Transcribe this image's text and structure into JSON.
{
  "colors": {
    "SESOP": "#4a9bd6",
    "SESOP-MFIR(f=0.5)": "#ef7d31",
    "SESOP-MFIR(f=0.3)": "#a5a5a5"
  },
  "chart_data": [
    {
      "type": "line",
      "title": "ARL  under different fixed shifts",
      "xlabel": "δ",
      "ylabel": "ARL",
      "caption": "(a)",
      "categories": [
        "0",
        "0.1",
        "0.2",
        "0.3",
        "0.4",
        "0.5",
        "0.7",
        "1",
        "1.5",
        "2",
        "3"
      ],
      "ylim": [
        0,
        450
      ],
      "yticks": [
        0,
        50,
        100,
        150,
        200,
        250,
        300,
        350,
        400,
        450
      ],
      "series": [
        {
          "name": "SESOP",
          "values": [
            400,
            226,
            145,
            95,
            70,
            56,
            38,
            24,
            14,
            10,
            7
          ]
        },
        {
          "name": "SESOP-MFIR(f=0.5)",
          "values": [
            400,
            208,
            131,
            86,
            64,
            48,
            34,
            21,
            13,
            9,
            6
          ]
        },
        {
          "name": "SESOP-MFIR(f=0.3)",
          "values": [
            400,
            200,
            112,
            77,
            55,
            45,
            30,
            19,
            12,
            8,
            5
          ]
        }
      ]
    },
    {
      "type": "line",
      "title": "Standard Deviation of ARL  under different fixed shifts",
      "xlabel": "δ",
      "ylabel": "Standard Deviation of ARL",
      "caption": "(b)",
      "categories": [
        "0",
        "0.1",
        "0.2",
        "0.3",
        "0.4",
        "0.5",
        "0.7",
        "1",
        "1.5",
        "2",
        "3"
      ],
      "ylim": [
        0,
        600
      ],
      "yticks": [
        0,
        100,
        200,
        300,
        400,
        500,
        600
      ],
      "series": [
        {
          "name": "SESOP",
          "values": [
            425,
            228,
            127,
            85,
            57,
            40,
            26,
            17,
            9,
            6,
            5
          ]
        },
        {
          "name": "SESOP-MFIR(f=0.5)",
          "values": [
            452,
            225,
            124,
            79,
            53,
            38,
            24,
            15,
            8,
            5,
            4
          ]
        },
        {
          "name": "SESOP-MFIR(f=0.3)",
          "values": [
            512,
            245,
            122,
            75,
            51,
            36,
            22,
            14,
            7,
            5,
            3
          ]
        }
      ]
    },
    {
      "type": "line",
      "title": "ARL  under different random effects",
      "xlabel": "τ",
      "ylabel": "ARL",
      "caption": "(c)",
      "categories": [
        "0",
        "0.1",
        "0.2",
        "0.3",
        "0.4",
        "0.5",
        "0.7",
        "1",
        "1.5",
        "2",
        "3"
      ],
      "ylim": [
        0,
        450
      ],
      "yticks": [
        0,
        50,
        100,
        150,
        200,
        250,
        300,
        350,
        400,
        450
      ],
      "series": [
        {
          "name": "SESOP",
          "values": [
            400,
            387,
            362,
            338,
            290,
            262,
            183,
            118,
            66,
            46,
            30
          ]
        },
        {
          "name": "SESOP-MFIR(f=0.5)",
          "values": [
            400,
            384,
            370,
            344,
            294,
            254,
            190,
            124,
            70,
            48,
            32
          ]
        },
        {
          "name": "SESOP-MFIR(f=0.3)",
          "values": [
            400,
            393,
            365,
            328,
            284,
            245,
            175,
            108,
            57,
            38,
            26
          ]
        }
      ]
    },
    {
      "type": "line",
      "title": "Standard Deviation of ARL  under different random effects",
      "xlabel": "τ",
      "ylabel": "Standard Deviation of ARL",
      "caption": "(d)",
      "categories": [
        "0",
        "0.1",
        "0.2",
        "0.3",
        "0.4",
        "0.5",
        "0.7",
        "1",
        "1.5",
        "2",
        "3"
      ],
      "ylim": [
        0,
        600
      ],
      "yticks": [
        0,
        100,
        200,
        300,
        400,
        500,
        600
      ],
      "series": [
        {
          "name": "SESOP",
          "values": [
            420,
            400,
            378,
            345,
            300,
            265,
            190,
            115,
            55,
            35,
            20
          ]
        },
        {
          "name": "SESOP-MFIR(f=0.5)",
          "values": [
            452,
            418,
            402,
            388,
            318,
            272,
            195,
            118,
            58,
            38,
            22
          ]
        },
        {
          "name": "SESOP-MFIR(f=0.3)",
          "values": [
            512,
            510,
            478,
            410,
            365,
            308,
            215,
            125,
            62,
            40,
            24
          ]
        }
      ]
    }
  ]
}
= = = = =
TASK DESCRIPTION: Pull out every line above that holds the word "caption".

TASK SOLUTION:
      "caption": "(a)",
      "caption": "(b)",
      "caption": "(c)",
      "caption": "(d)",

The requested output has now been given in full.